## GIVEN INSTRUCTION
Count the lines in the entries below that include the word "Selection". Give nothing but the number.

## DATA FOR THIS TASK

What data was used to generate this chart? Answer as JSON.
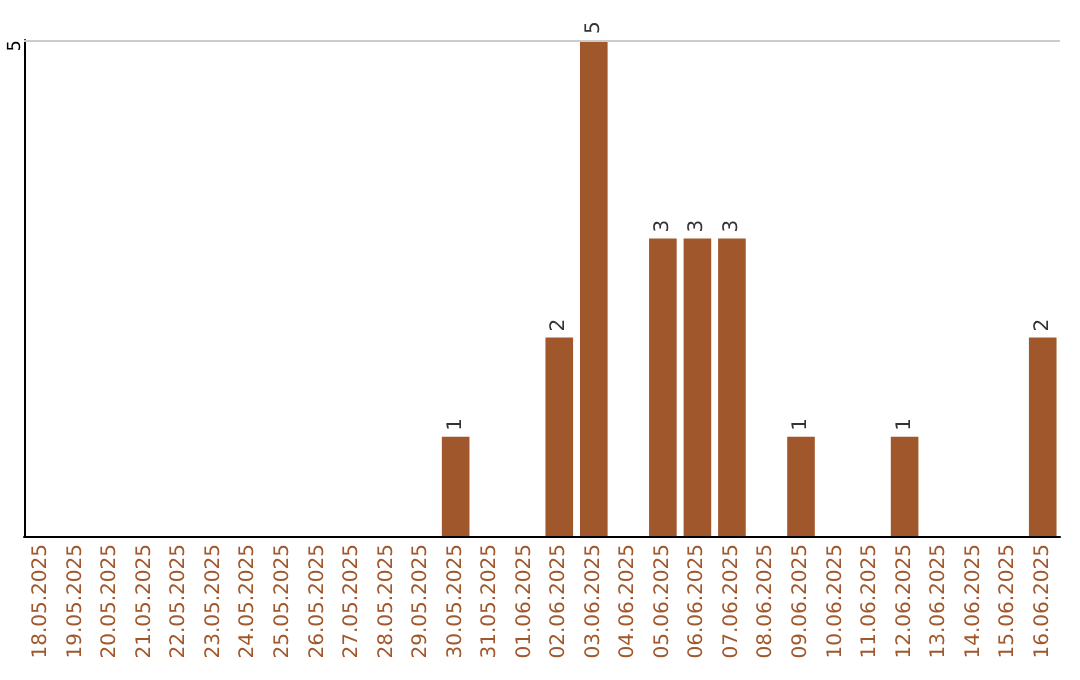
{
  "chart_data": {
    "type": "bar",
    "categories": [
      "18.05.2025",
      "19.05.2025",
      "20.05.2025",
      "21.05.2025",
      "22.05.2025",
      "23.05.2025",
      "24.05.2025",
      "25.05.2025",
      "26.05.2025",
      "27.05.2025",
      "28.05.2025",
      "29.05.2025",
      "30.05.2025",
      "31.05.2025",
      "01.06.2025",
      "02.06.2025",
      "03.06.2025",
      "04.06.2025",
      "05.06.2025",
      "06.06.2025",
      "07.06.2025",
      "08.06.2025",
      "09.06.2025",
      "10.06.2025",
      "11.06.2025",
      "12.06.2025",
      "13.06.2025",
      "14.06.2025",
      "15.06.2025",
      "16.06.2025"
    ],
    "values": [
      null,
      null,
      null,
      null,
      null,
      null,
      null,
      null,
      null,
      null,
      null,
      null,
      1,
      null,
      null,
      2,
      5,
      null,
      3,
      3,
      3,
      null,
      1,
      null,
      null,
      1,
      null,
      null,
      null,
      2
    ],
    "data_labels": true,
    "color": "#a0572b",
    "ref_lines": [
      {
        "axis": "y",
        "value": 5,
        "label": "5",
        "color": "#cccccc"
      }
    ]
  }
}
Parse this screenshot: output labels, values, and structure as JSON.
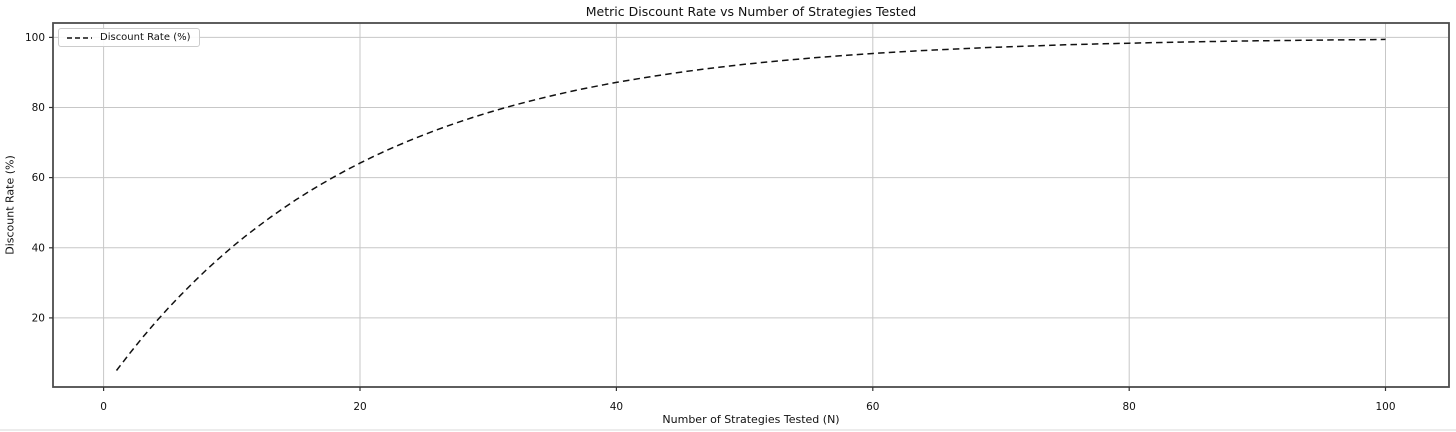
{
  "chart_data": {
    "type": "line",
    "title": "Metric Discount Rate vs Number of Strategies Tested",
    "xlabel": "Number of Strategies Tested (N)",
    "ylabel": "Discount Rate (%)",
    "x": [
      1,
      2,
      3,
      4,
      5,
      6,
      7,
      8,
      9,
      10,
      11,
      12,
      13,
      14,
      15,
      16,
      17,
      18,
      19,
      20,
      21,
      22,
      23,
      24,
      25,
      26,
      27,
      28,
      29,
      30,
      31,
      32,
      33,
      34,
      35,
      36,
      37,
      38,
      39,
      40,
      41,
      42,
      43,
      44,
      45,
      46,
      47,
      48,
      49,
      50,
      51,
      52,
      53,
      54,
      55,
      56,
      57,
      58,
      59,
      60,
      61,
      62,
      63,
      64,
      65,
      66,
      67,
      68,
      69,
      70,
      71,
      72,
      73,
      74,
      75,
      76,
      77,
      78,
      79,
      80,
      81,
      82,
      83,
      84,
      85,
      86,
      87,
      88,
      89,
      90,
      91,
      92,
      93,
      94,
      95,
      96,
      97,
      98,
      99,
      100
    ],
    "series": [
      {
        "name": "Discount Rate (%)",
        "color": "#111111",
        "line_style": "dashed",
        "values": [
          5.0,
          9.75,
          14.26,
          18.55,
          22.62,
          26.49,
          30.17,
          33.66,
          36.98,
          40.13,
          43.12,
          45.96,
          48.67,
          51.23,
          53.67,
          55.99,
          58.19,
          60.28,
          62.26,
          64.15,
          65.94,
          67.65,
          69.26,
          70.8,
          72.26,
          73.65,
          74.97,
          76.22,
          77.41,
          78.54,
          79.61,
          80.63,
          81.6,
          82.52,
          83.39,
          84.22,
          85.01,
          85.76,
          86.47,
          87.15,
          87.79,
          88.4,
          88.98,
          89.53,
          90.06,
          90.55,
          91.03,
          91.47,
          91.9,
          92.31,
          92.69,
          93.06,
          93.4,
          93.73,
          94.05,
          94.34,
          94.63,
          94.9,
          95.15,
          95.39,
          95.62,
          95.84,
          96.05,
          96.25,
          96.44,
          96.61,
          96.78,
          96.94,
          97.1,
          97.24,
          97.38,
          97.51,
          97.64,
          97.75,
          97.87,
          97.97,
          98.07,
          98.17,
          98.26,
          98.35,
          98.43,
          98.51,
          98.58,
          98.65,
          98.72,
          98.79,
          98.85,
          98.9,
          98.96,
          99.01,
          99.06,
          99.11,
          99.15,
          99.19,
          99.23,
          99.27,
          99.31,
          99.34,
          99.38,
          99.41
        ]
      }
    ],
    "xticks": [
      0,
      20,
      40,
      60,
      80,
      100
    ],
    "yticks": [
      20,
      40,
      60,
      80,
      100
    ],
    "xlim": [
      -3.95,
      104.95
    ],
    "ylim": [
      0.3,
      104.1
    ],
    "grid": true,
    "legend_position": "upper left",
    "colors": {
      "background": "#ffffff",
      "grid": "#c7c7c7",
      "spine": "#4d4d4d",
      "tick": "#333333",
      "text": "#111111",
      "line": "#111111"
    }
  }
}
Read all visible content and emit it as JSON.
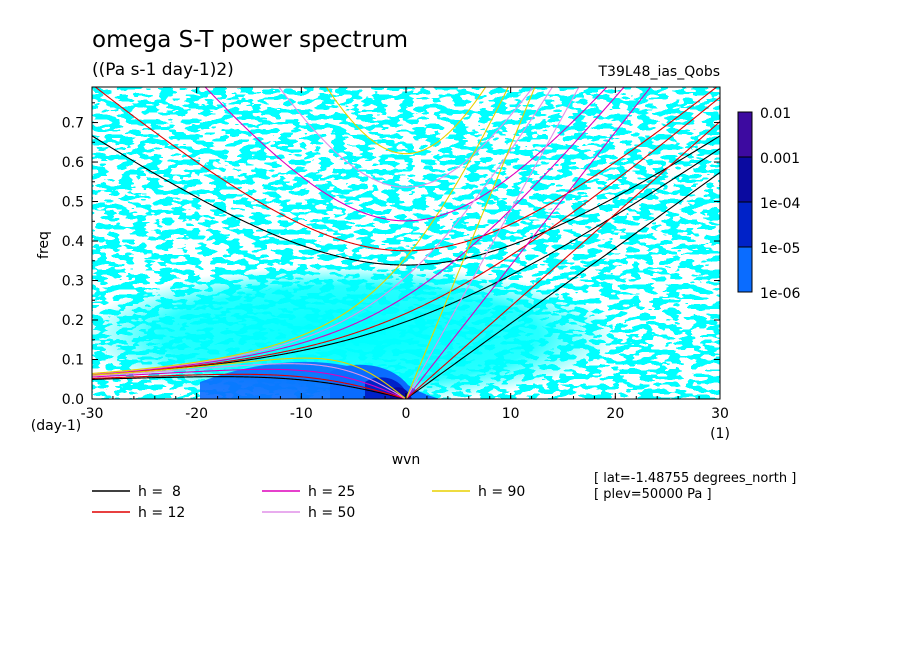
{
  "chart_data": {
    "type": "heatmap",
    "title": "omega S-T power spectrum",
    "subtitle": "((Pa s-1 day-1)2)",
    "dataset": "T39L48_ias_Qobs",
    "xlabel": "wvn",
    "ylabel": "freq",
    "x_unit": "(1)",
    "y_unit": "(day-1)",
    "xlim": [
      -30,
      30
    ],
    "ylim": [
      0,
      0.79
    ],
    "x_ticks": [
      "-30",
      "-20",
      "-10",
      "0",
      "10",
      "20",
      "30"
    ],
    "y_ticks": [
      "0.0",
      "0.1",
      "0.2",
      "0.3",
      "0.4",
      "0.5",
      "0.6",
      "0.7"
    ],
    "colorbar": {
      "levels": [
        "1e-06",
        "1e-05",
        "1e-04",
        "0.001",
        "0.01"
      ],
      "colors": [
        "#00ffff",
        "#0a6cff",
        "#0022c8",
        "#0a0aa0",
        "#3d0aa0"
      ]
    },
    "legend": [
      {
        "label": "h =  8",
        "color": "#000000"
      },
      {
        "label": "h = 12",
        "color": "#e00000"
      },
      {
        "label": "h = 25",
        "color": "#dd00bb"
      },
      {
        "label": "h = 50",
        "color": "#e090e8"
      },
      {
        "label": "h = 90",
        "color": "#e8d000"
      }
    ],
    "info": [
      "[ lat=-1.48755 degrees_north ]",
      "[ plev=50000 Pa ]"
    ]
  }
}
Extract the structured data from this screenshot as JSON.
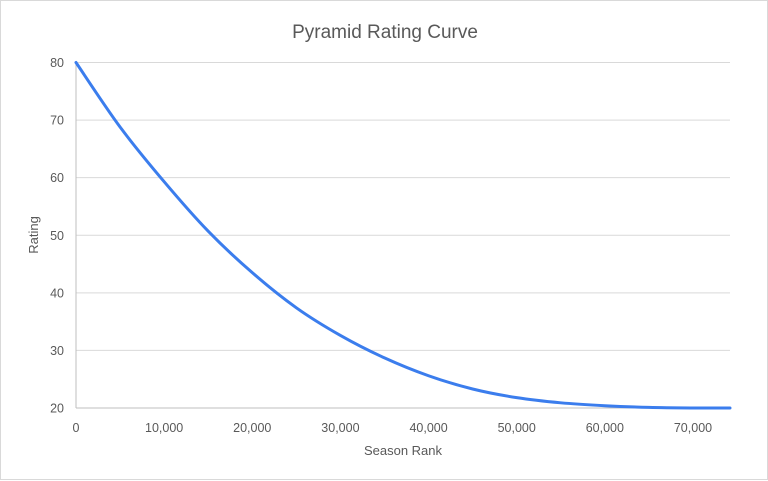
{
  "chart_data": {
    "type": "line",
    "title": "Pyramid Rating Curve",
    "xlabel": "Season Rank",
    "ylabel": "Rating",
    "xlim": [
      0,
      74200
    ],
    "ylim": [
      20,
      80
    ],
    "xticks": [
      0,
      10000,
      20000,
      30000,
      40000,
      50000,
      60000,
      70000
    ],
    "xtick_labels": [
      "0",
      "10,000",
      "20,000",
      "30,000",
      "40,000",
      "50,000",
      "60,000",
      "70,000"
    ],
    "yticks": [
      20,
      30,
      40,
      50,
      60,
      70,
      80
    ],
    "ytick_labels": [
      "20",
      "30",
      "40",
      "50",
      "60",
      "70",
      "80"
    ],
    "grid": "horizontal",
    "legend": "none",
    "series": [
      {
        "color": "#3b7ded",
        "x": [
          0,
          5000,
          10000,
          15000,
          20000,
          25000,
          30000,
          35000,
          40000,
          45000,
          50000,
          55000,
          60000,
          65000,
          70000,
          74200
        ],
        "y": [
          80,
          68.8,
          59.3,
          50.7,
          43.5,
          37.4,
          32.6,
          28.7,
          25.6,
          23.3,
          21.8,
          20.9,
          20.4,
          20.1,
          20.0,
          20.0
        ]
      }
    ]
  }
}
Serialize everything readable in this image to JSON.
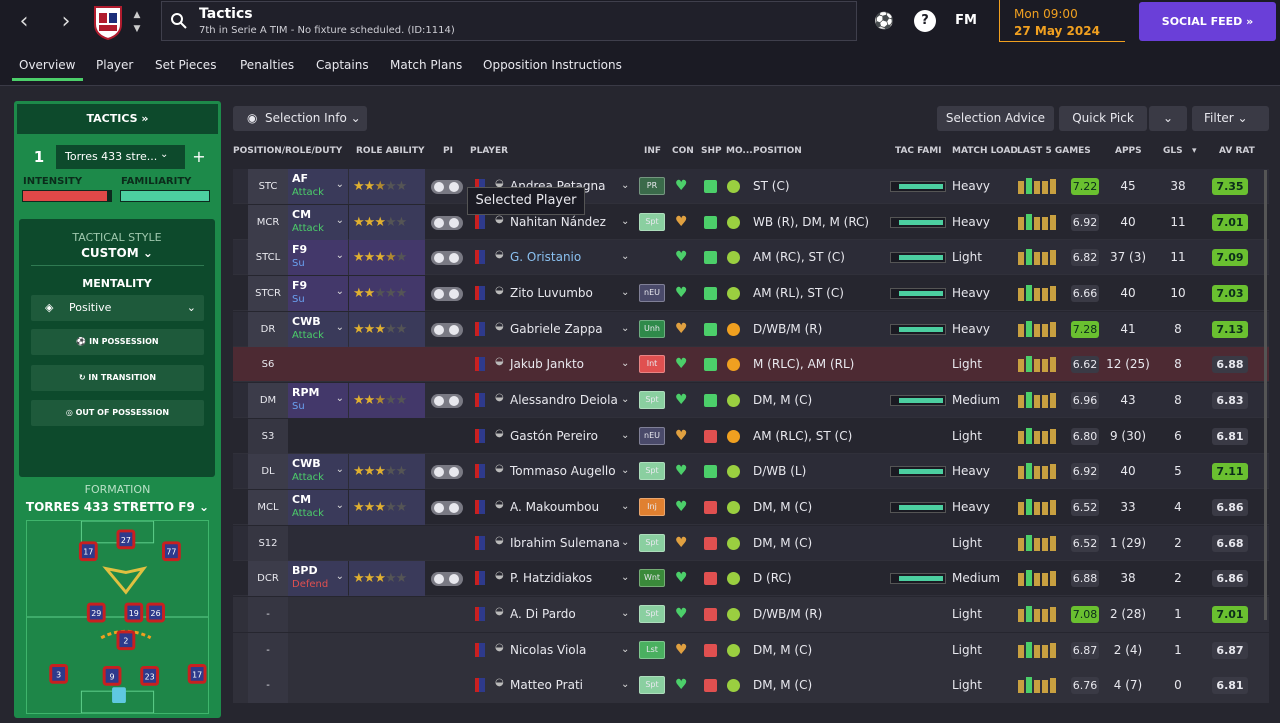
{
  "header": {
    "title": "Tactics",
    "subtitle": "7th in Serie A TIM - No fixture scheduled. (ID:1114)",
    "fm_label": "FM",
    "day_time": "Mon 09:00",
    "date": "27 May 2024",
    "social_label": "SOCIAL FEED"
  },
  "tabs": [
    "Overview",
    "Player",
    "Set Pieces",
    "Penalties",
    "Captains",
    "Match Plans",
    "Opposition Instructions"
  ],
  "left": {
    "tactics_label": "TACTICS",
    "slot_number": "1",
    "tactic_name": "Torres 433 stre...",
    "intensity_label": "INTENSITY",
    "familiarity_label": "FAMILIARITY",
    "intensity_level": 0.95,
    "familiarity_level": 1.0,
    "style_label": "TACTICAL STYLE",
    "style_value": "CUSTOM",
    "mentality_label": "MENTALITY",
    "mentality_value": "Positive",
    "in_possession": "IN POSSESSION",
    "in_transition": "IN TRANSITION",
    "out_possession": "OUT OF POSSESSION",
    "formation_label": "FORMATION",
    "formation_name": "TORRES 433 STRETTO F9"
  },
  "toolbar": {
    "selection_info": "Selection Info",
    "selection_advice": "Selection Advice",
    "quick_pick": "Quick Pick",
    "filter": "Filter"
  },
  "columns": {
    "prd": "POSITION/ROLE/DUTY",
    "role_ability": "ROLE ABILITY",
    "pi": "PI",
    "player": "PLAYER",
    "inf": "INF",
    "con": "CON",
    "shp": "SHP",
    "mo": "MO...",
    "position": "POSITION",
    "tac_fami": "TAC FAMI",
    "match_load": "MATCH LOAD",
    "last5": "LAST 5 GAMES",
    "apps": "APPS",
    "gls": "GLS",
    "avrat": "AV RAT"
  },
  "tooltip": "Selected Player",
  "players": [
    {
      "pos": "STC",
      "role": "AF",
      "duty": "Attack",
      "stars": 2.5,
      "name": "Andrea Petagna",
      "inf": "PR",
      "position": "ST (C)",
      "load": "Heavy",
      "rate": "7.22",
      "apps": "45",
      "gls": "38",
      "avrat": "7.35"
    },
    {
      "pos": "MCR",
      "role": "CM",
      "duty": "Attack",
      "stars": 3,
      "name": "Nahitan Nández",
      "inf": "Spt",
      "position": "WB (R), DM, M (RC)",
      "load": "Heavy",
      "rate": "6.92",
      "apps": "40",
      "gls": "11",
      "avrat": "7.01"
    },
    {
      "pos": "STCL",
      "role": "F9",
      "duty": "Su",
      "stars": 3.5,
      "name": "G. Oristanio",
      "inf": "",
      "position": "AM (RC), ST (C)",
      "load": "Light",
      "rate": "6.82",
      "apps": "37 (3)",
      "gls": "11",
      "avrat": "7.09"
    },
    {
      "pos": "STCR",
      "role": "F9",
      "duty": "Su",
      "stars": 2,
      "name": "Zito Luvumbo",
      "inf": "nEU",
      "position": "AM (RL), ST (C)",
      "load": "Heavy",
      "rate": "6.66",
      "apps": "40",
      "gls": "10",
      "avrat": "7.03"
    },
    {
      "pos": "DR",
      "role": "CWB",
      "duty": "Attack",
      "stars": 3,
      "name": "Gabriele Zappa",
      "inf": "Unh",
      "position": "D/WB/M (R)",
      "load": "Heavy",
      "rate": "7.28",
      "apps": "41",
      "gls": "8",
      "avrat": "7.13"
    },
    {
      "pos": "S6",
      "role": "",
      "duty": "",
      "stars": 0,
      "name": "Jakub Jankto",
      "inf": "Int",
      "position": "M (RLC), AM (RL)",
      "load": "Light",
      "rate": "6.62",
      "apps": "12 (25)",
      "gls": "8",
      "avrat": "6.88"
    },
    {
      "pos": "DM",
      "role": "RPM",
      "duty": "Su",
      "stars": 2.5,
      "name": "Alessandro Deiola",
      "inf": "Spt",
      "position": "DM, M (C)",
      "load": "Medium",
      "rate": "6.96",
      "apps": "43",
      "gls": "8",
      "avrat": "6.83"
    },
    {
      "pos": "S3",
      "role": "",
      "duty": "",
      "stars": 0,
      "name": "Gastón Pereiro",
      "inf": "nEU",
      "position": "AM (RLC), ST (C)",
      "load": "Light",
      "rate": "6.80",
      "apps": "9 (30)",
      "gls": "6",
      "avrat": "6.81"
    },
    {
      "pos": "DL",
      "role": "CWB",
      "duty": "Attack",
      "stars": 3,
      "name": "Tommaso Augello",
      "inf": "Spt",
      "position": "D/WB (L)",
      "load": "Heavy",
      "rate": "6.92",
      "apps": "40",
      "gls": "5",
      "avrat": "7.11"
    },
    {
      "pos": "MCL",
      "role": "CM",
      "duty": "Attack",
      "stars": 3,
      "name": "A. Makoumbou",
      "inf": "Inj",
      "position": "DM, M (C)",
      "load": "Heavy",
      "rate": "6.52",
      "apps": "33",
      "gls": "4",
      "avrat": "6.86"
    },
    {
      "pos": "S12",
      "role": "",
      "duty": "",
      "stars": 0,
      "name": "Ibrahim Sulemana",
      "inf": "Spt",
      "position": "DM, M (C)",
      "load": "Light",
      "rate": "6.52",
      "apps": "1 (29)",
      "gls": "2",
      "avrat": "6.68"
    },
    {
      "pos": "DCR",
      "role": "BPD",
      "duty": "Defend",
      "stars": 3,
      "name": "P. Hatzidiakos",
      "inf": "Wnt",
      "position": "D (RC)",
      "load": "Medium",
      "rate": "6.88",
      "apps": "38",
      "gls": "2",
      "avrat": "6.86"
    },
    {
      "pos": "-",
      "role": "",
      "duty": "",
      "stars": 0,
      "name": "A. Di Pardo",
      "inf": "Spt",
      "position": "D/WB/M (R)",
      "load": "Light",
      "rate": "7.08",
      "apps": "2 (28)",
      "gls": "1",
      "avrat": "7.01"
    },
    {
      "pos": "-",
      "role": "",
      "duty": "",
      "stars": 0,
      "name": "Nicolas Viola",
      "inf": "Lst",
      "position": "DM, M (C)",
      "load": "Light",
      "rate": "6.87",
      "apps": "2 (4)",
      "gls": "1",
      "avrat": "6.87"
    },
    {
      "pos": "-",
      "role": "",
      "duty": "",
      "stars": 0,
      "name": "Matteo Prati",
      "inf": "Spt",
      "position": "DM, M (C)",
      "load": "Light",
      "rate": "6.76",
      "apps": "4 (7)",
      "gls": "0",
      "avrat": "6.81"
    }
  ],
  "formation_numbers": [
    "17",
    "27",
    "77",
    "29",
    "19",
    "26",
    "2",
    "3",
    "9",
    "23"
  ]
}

## IN RESPONSE
2